start Task data

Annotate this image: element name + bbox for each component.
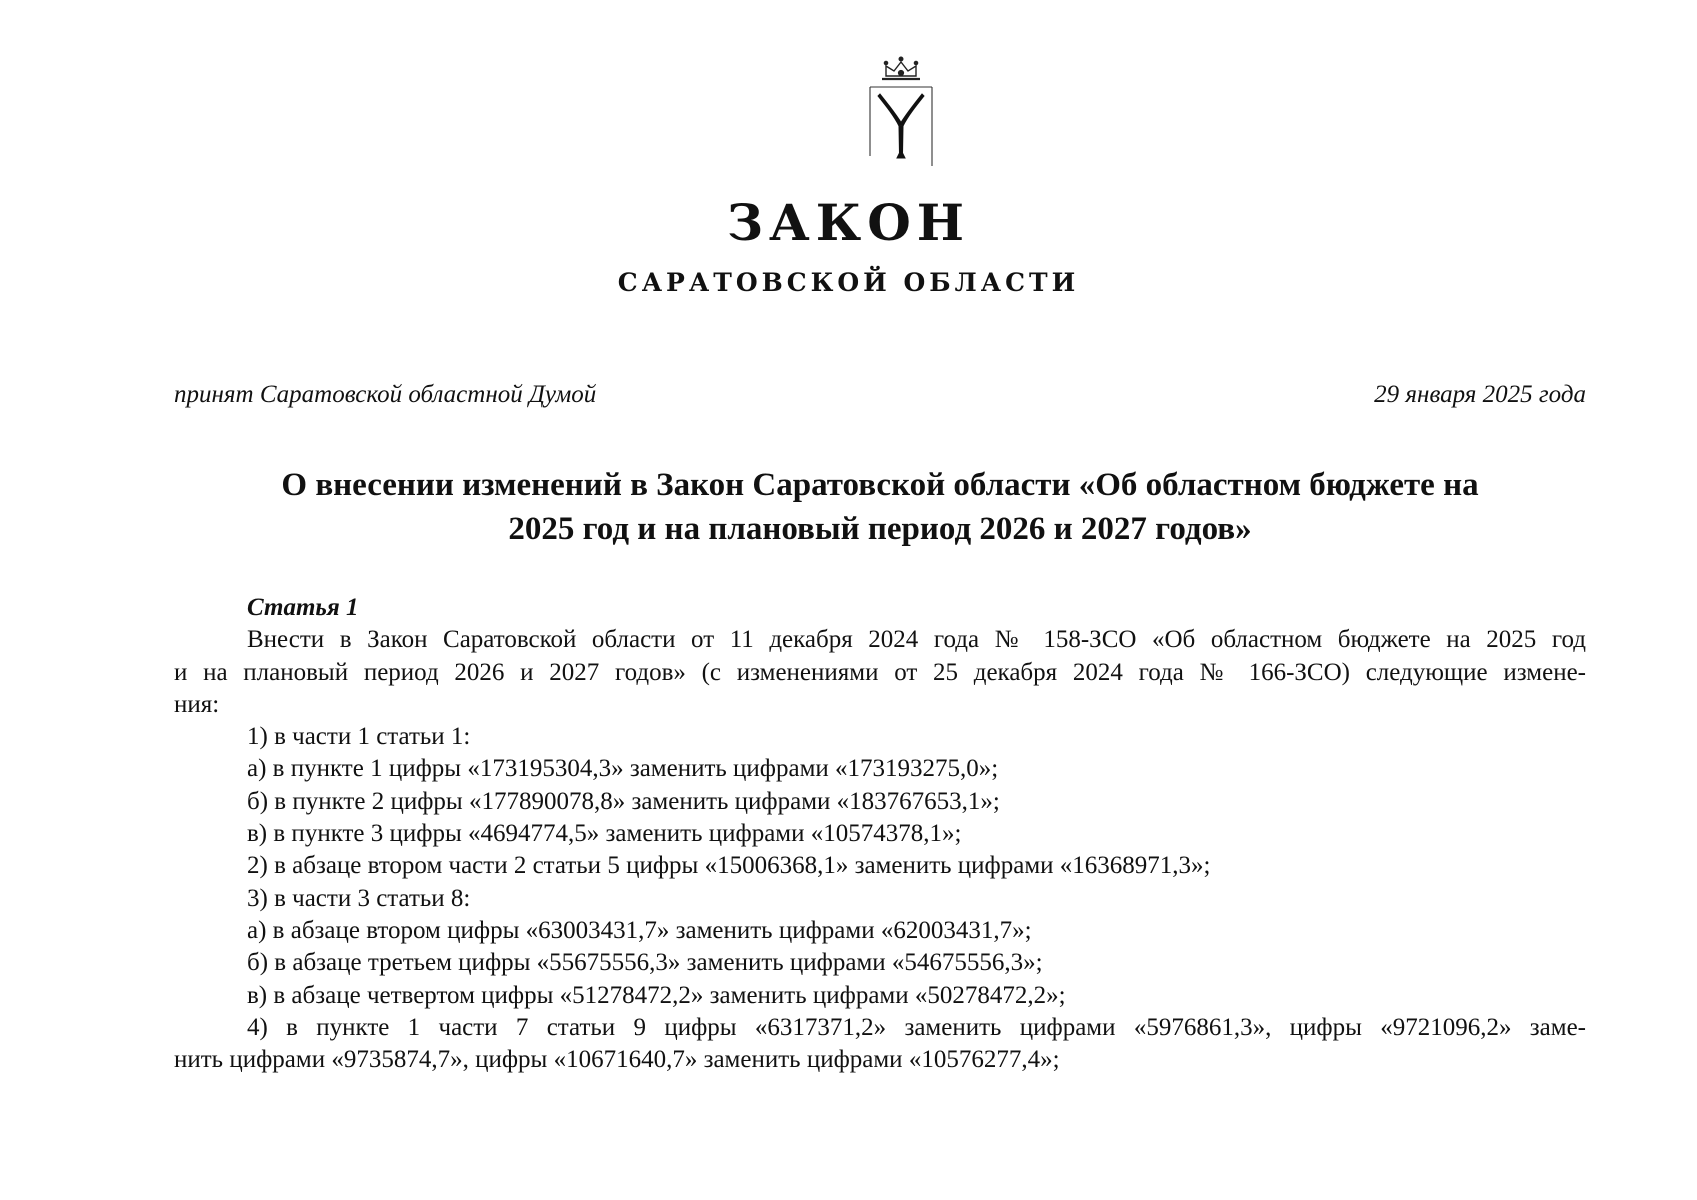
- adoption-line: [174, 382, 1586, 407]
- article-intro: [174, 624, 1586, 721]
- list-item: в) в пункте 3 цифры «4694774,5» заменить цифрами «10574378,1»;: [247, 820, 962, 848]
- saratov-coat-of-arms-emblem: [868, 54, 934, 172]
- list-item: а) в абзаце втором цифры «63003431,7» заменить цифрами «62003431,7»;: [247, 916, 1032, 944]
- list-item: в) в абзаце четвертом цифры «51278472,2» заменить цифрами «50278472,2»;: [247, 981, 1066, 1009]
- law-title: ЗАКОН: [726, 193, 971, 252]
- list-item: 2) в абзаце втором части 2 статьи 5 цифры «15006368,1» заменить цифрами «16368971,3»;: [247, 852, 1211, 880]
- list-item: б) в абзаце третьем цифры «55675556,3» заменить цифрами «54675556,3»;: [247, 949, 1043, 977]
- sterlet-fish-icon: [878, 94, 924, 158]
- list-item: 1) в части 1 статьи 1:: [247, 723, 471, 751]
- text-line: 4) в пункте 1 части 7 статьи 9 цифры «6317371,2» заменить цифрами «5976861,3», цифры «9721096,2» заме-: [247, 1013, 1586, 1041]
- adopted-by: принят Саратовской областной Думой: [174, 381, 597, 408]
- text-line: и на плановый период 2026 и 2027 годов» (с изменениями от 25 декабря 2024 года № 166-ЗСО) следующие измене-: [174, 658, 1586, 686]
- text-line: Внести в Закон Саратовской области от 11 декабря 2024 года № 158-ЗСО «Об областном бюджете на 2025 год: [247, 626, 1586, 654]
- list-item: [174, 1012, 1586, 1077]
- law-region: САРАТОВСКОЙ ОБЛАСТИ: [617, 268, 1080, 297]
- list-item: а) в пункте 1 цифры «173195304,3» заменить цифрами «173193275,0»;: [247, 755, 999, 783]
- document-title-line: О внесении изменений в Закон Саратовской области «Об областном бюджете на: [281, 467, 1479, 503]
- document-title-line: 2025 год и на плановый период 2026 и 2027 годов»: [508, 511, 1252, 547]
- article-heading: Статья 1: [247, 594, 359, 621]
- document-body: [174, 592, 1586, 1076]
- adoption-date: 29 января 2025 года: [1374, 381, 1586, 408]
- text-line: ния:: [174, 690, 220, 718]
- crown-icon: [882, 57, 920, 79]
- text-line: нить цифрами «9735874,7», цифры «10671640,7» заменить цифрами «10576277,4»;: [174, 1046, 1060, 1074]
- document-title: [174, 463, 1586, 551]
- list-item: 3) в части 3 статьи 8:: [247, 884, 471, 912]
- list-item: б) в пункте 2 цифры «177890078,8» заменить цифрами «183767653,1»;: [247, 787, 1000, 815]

end Task data

Extract every line of the material above word for word, leaving out the pictures.

▸ **The answer**:
Annotate this image: element name + bbox for each component.
- adoption-line: [174, 382, 1586, 407]
- article-intro: [174, 624, 1586, 721]
- list-item: в) в пункте 3 цифры «4694774,5» заменить цифрами «10574378,1»;: [247, 820, 962, 848]
- saratov-coat-of-arms-emblem: [868, 54, 934, 172]
- list-item: а) в абзаце втором цифры «63003431,7» заменить цифрами «62003431,7»;: [247, 916, 1032, 944]
- list-item: в) в абзаце четвертом цифры «51278472,2» заменить цифрами «50278472,2»;: [247, 981, 1066, 1009]
- law-title: ЗАКОН: [726, 193, 971, 252]
- list-item: 2) в абзаце втором части 2 статьи 5 цифры «15006368,1» заменить цифрами «16368971,3»;: [247, 852, 1211, 880]
- list-item: б) в абзаце третьем цифры «55675556,3» заменить цифрами «54675556,3»;: [247, 949, 1043, 977]
- sterlet-fish-icon: [878, 94, 924, 158]
- list-item: 1) в части 1 статьи 1:: [247, 723, 471, 751]
- text-line: 4) в пункте 1 части 7 статьи 9 цифры «6317371,2» заменить цифрами «5976861,3», цифры «9721096,2» заме-: [247, 1013, 1586, 1041]
- adopted-by: принят Саратовской областной Думой: [174, 381, 597, 408]
- text-line: и на плановый период 2026 и 2027 годов» (с изменениями от 25 декабря 2024 года № 166-ЗСО) следующие измене-: [174, 658, 1586, 686]
- text-line: Внести в Закон Саратовской области от 11 декабря 2024 года № 158-ЗСО «Об областном бюджете на 2025 год: [247, 626, 1586, 654]
- list-item: [174, 1012, 1586, 1077]
- law-region: САРАТОВСКОЙ ОБЛАСТИ: [617, 268, 1080, 297]
- list-item: а) в пункте 1 цифры «173195304,3» заменить цифрами «173193275,0»;: [247, 755, 999, 783]
- document-title-line: О внесении изменений в Закон Саратовской области «Об областном бюджете на: [281, 467, 1479, 503]
- document-title-line: 2025 год и на плановый период 2026 и 2027 годов»: [508, 511, 1252, 547]
- article-heading: Статья 1: [247, 594, 359, 621]
- document-body: [174, 592, 1586, 1076]
- adoption-date: 29 января 2025 года: [1374, 381, 1586, 408]
- text-line: ния:: [174, 690, 220, 718]
- crown-icon: [882, 57, 920, 79]
- text-line: нить цифрами «9735874,7», цифры «10671640,7» заменить цифрами «10576277,4»;: [174, 1046, 1060, 1074]
- document-title: [174, 463, 1586, 551]
- list-item: 3) в части 3 статьи 8:: [247, 884, 471, 912]
- list-item: б) в пункте 2 цифры «177890078,8» заменить цифрами «183767653,1»;: [247, 787, 1000, 815]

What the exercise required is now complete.